WHAT IS NEEDED:
Count lines holding the string "Volcan" in the data that follows. Reply with one number only.

Recorded data:
* * * * * * *
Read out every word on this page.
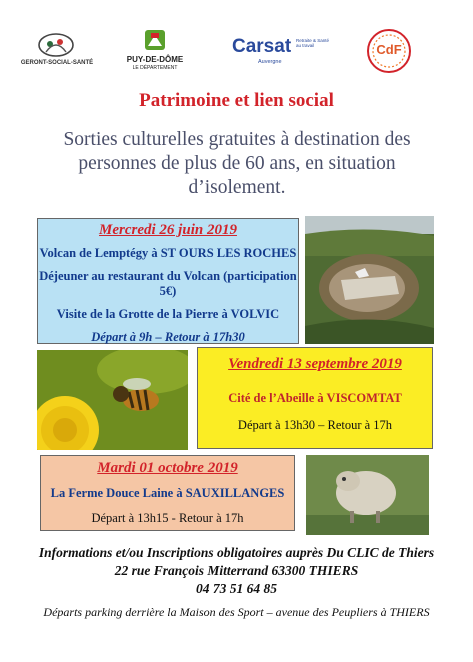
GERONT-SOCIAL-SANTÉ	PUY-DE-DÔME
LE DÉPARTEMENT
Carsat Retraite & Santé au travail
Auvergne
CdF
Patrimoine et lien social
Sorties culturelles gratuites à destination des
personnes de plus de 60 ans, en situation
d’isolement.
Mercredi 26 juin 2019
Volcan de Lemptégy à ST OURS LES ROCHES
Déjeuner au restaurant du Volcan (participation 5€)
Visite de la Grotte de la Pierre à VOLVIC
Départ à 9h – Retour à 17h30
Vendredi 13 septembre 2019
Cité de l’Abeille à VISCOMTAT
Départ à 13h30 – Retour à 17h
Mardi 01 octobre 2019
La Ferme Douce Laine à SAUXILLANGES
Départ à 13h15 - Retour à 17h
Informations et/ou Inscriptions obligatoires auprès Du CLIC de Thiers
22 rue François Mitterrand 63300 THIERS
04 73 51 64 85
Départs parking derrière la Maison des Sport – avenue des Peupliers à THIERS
* * * * * * *
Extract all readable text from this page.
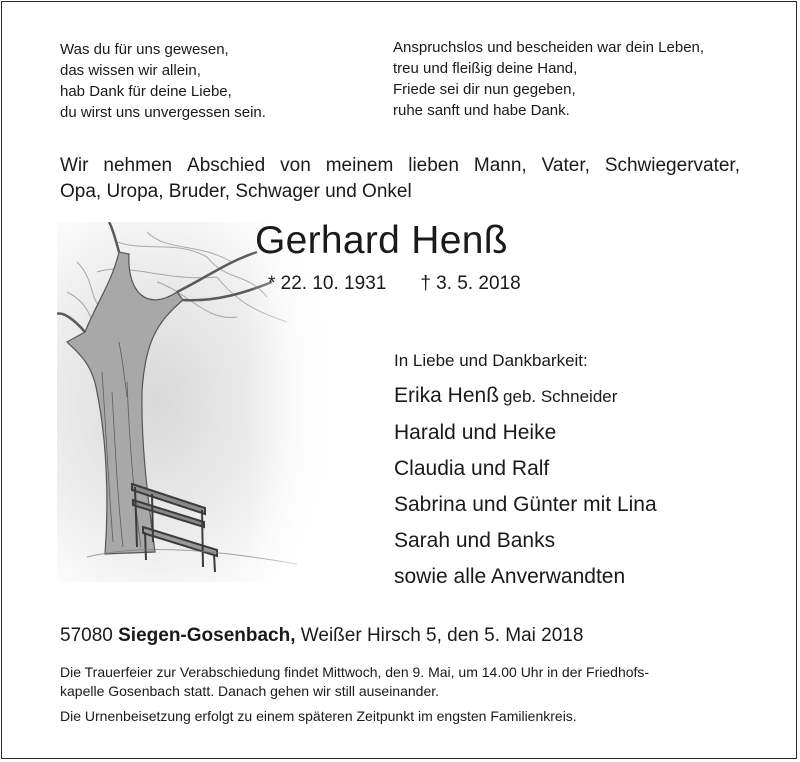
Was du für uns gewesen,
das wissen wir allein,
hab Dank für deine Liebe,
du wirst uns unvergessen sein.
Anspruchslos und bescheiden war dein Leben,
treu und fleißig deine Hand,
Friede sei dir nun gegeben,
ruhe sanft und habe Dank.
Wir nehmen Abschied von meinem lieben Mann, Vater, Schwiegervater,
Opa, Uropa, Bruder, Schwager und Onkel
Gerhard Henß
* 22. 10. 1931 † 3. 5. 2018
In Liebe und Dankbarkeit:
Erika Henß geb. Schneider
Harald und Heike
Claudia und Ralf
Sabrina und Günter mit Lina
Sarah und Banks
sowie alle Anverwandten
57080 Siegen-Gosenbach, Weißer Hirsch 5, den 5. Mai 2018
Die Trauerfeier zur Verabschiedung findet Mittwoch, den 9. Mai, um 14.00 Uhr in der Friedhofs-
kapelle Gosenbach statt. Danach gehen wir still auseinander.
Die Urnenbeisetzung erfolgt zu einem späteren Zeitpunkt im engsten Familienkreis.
* * * * * * *
FINAL RESULT:
2